Items from a dataset
################
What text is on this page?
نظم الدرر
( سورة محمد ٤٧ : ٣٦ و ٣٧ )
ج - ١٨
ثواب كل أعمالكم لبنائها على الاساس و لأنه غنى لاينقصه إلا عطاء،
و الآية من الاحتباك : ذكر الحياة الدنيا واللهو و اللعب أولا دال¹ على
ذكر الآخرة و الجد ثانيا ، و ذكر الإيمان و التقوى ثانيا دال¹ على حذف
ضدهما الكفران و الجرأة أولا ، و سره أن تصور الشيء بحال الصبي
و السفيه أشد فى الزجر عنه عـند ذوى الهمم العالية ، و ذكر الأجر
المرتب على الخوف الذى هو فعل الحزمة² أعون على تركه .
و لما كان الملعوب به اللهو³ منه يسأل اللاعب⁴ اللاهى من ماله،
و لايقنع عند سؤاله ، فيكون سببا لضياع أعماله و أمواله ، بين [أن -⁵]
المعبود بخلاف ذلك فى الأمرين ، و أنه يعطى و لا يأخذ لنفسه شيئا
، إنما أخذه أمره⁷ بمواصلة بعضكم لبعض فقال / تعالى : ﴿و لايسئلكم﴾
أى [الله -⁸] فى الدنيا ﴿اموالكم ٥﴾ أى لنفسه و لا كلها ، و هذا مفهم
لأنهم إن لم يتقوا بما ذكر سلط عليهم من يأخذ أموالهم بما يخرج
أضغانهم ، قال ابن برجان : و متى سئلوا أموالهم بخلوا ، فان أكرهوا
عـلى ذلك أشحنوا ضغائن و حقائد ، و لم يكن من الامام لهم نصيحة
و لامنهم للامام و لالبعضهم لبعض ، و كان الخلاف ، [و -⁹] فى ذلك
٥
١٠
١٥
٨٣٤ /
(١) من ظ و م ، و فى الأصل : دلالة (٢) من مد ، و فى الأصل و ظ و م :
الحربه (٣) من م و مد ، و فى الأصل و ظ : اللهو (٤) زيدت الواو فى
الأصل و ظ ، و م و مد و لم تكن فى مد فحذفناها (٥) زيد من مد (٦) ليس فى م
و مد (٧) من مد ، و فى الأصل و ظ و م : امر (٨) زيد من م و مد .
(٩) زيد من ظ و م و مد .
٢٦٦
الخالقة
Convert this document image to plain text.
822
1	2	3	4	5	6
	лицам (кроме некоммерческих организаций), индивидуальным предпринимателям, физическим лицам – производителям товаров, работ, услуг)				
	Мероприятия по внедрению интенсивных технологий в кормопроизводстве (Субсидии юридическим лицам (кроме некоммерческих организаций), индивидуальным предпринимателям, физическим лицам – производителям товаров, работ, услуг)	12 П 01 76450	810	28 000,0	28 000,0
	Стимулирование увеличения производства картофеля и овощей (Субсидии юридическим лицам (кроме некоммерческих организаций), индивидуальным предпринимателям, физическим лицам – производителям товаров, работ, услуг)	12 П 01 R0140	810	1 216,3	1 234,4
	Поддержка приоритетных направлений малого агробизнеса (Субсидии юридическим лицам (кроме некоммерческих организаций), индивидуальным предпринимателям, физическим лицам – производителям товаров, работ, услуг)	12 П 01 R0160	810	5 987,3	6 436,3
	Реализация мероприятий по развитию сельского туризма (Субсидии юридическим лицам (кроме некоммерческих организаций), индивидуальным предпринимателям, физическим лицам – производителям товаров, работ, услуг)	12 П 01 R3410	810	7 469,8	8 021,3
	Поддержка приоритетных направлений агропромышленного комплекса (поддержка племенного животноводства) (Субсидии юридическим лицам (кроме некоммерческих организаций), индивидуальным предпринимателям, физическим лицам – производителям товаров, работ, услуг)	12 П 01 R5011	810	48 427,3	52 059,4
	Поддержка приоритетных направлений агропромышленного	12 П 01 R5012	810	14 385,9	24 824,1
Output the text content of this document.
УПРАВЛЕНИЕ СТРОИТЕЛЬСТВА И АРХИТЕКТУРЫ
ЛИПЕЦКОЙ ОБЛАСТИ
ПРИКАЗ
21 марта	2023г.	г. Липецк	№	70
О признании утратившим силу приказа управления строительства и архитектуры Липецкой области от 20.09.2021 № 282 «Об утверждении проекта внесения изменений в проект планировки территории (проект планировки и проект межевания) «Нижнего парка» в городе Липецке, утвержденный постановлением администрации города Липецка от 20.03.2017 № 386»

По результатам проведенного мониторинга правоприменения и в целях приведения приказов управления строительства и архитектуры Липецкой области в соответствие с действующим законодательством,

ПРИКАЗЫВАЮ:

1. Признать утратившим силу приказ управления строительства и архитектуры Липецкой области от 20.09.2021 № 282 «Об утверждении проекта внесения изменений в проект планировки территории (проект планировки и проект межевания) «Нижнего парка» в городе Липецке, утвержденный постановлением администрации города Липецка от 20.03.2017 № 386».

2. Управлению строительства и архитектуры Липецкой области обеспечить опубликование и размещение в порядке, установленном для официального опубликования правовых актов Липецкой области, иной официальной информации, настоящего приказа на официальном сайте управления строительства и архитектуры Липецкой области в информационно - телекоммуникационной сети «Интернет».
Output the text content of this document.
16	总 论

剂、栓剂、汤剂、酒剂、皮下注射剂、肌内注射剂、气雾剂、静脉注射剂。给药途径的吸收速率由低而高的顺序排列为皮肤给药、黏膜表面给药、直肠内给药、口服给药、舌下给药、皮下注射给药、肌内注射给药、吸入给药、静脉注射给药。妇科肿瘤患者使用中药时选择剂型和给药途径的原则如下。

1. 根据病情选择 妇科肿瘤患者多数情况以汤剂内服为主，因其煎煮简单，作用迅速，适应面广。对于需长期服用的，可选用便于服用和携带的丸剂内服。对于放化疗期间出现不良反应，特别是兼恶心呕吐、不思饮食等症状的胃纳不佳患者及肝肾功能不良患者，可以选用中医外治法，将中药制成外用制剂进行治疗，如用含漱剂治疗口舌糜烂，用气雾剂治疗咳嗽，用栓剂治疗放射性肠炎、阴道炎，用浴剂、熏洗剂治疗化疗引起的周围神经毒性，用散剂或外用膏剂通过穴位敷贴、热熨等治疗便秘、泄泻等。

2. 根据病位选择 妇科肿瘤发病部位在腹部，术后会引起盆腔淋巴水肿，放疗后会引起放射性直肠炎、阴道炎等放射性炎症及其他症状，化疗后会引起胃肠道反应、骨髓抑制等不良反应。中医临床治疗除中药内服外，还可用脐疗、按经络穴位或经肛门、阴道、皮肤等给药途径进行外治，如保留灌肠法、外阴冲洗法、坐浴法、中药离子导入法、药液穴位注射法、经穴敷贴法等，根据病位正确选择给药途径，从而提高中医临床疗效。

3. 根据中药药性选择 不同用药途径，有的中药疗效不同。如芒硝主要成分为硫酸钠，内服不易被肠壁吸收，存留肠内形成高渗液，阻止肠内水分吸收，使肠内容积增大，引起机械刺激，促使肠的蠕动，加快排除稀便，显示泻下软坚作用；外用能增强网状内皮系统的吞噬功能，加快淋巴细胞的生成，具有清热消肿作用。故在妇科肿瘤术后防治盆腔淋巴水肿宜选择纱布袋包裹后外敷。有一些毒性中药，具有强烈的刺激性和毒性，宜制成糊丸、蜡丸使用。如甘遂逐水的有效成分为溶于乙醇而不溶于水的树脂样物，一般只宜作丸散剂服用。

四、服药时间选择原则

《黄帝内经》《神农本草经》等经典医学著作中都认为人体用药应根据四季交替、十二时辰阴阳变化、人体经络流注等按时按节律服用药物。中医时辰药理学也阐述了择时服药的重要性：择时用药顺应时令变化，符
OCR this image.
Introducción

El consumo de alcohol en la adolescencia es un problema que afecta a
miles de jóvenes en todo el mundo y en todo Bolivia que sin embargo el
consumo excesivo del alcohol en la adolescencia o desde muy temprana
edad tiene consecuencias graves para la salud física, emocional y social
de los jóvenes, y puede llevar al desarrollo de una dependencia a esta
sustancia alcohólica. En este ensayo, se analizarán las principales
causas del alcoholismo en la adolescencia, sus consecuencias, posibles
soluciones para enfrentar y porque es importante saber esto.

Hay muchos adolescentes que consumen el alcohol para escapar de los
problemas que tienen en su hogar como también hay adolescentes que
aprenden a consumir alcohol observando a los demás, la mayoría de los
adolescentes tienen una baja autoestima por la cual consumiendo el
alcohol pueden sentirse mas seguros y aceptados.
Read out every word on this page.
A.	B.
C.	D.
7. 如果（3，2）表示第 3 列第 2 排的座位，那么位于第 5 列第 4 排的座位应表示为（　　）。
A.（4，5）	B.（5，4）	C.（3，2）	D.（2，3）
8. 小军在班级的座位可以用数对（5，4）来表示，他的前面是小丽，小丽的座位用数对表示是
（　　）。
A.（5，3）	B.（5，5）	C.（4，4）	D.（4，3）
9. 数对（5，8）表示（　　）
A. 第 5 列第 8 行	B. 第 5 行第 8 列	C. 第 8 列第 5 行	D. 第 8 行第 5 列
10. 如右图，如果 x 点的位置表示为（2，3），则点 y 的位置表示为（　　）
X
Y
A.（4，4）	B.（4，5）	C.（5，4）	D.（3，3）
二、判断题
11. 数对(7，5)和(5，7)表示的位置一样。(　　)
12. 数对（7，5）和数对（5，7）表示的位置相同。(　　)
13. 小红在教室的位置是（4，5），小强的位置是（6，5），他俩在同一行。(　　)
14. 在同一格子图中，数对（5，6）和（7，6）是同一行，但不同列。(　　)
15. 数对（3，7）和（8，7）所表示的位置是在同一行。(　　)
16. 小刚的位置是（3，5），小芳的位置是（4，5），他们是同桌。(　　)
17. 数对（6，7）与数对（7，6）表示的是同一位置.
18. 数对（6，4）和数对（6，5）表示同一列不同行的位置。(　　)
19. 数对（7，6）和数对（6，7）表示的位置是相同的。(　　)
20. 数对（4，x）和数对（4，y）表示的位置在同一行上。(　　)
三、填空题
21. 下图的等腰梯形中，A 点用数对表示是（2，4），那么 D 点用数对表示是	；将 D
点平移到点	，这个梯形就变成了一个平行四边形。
################
Find and count the lines of the data that include the string "الأصل", and report that figure by itself.

* [Solution for this problem]:
4